The task: In the copy, include every entry exactly but none of the pictures.

Data entries
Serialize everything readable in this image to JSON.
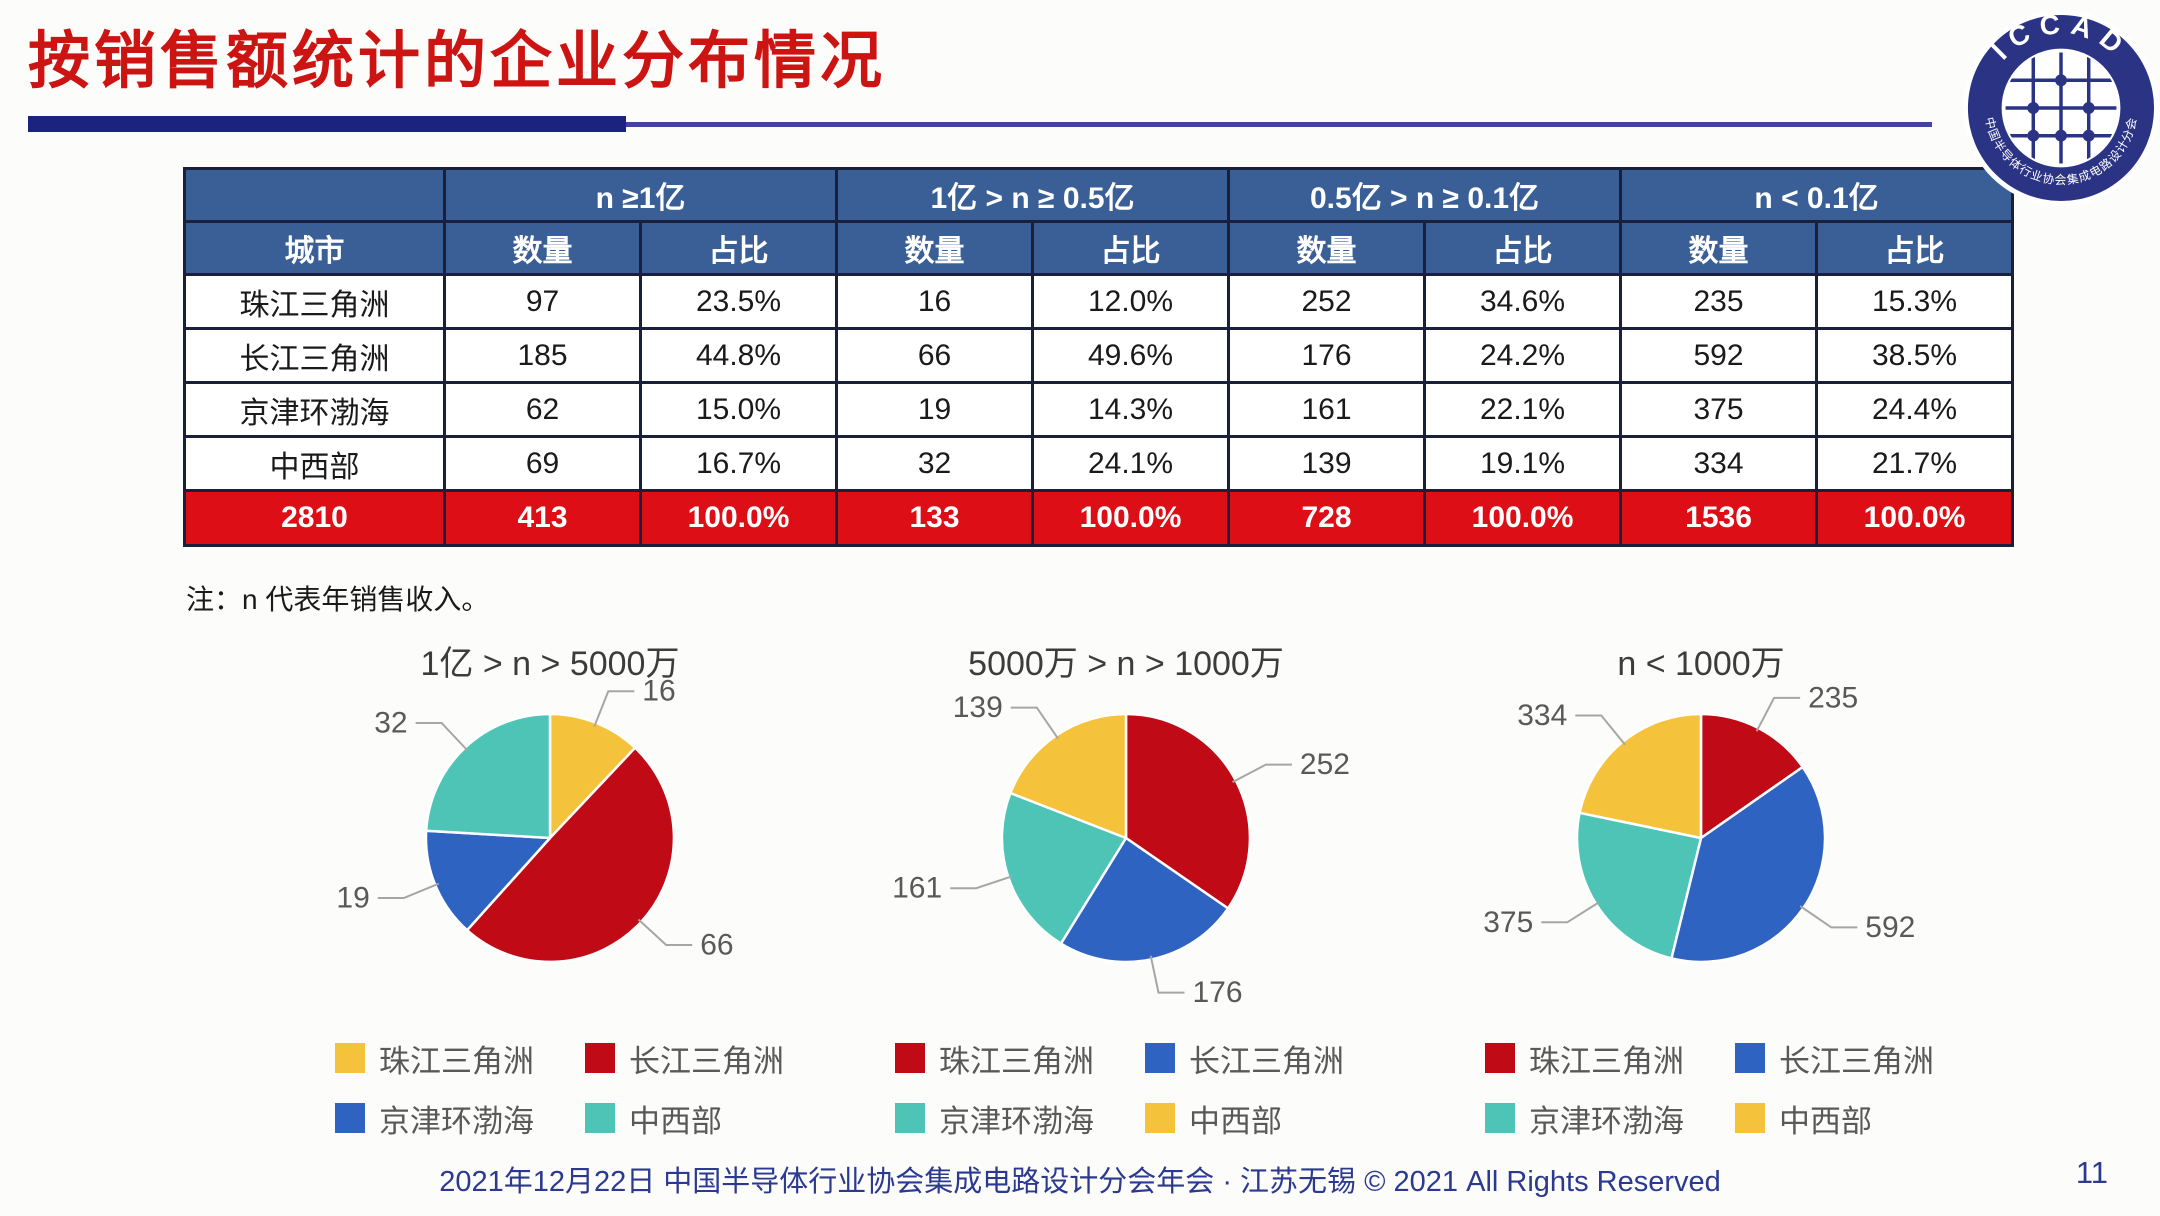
{
  "title": "按销售额统计的企业分布情况",
  "logo": {
    "top_text": "ICCAD",
    "bottom_text": "中国半导体行业协会集成电路设计分会"
  },
  "table": {
    "corner_label": "",
    "city_header": "城市",
    "col_groups": [
      "n ≥1亿",
      "1亿 > n ≥ 0.5亿",
      "0.5亿 > n ≥ 0.1亿",
      "n < 0.1亿"
    ],
    "sub_headers": [
      "数量",
      "占比"
    ],
    "rows": [
      {
        "city": "珠江三角洲",
        "cells": [
          "97",
          "23.5%",
          "16",
          "12.0%",
          "252",
          "34.6%",
          "235",
          "15.3%"
        ]
      },
      {
        "city": "长江三角洲",
        "cells": [
          "185",
          "44.8%",
          "66",
          "49.6%",
          "176",
          "24.2%",
          "592",
          "38.5%"
        ]
      },
      {
        "city": "京津环渤海",
        "cells": [
          "62",
          "15.0%",
          "19",
          "14.3%",
          "161",
          "22.1%",
          "375",
          "24.4%"
        ]
      },
      {
        "city": "中西部",
        "cells": [
          "69",
          "16.7%",
          "32",
          "24.1%",
          "139",
          "19.1%",
          "334",
          "21.7%"
        ]
      }
    ],
    "total_row": {
      "city": "2810",
      "cells": [
        "413",
        "100.0%",
        "133",
        "100.0%",
        "728",
        "100.0%",
        "1536",
        "100.0%"
      ]
    }
  },
  "note": "注：n 代表年销售收入。",
  "chart_data": [
    {
      "type": "pie",
      "title": "1亿 > n > 5000万",
      "categories": [
        "珠江三角洲",
        "长江三角洲",
        "京津环渤海",
        "中西部"
      ],
      "values": [
        16,
        66,
        19,
        32
      ],
      "colors": [
        "#F5C23C",
        "#C00A16",
        "#2E63C1",
        "#4DC4B5"
      ],
      "legend_position": "bottom",
      "label_type": "value",
      "start_angle_deg": 0,
      "direction": "clockwise"
    },
    {
      "type": "pie",
      "title": "5000万 > n > 1000万",
      "categories": [
        "珠江三角洲",
        "长江三角洲",
        "京津环渤海",
        "中西部"
      ],
      "values": [
        252,
        176,
        161,
        139
      ],
      "colors": [
        "#C00A16",
        "#2E63C1",
        "#4DC4B5",
        "#F5C23C"
      ],
      "legend_position": "bottom",
      "label_type": "value",
      "start_angle_deg": 0,
      "direction": "clockwise"
    },
    {
      "type": "pie",
      "title": "n < 1000万",
      "categories": [
        "珠江三角洲",
        "长江三角洲",
        "京津环渤海",
        "中西部"
      ],
      "values": [
        235,
        592,
        375,
        334
      ],
      "colors": [
        "#C00A16",
        "#2E63C1",
        "#4DC4B5",
        "#F5C23C"
      ],
      "legend_position": "bottom",
      "label_type": "value",
      "start_angle_deg": 0,
      "direction": "clockwise"
    }
  ],
  "footer": {
    "text": "2021年12月22日 中国半导体行业协会集成电路设计分会年会 · 江苏无锡 © 2021 All Rights Reserved",
    "page": "11"
  },
  "colors": {
    "title_red": "#CC1512",
    "header_blue": "#3A5F96",
    "total_row_red": "#DD0E15",
    "table_border_navy": "#1A1F3C",
    "footer_navy": "#2B3990",
    "rule_navy": "#1B2380",
    "label_gray": "#595959",
    "leader_gray": "#A6A6A6",
    "logo_navy": "#2A3384"
  }
}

Full answer:
Serialize everything readable in this image to JSON.
{
  "title": "按销售额统计的企业分布情况",
  "logo": {
    "top_text": "ICCAD",
    "bottom_text": "中国半导体行业协会集成电路设计分会"
  },
  "table": {
    "corner_label": "",
    "city_header": "城市",
    "col_groups": [
      "n ≥1亿",
      "1亿 > n ≥ 0.5亿",
      "0.5亿 > n ≥ 0.1亿",
      "n < 0.1亿"
    ],
    "sub_headers": [
      "数量",
      "占比"
    ],
    "rows": [
      {
        "city": "珠江三角洲",
        "cells": [
          "97",
          "23.5%",
          "16",
          "12.0%",
          "252",
          "34.6%",
          "235",
          "15.3%"
        ]
      },
      {
        "city": "长江三角洲",
        "cells": [
          "185",
          "44.8%",
          "66",
          "49.6%",
          "176",
          "24.2%",
          "592",
          "38.5%"
        ]
      },
      {
        "city": "京津环渤海",
        "cells": [
          "62",
          "15.0%",
          "19",
          "14.3%",
          "161",
          "22.1%",
          "375",
          "24.4%"
        ]
      },
      {
        "city": "中西部",
        "cells": [
          "69",
          "16.7%",
          "32",
          "24.1%",
          "139",
          "19.1%",
          "334",
          "21.7%"
        ]
      }
    ],
    "total_row": {
      "city": "2810",
      "cells": [
        "413",
        "100.0%",
        "133",
        "100.0%",
        "728",
        "100.0%",
        "1536",
        "100.0%"
      ]
    }
  },
  "note": "注：n 代表年销售收入。",
  "chart_data": [
    {
      "type": "pie",
      "title": "1亿 > n > 5000万",
      "categories": [
        "珠江三角洲",
        "长江三角洲",
        "京津环渤海",
        "中西部"
      ],
      "values": [
        16,
        66,
        19,
        32
      ],
      "colors": [
        "#F5C23C",
        "#C00A16",
        "#2E63C1",
        "#4DC4B5"
      ],
      "legend_position": "bottom",
      "label_type": "value",
      "start_angle_deg": 0,
      "direction": "clockwise"
    },
    {
      "type": "pie",
      "title": "5000万 > n > 1000万",
      "categories": [
        "珠江三角洲",
        "长江三角洲",
        "京津环渤海",
        "中西部"
      ],
      "values": [
        252,
        176,
        161,
        139
      ],
      "colors": [
        "#C00A16",
        "#2E63C1",
        "#4DC4B5",
        "#F5C23C"
      ],
      "legend_position": "bottom",
      "label_type": "value",
      "start_angle_deg": 0,
      "direction": "clockwise"
    },
    {
      "type": "pie",
      "title": "n < 1000万",
      "categories": [
        "珠江三角洲",
        "长江三角洲",
        "京津环渤海",
        "中西部"
      ],
      "values": [
        235,
        592,
        375,
        334
      ],
      "colors": [
        "#C00A16",
        "#2E63C1",
        "#4DC4B5",
        "#F5C23C"
      ],
      "legend_position": "bottom",
      "label_type": "value",
      "start_angle_deg": 0,
      "direction": "clockwise"
    }
  ],
  "footer": {
    "text": "2021年12月22日 中国半导体行业协会集成电路设计分会年会 · 江苏无锡 © 2021 All Rights Reserved",
    "page": "11"
  },
  "colors": {
    "title_red": "#CC1512",
    "header_blue": "#3A5F96",
    "total_row_red": "#DD0E15",
    "table_border_navy": "#1A1F3C",
    "footer_navy": "#2B3990",
    "rule_navy": "#1B2380",
    "label_gray": "#595959",
    "leader_gray": "#A6A6A6",
    "logo_navy": "#2A3384"
  }
}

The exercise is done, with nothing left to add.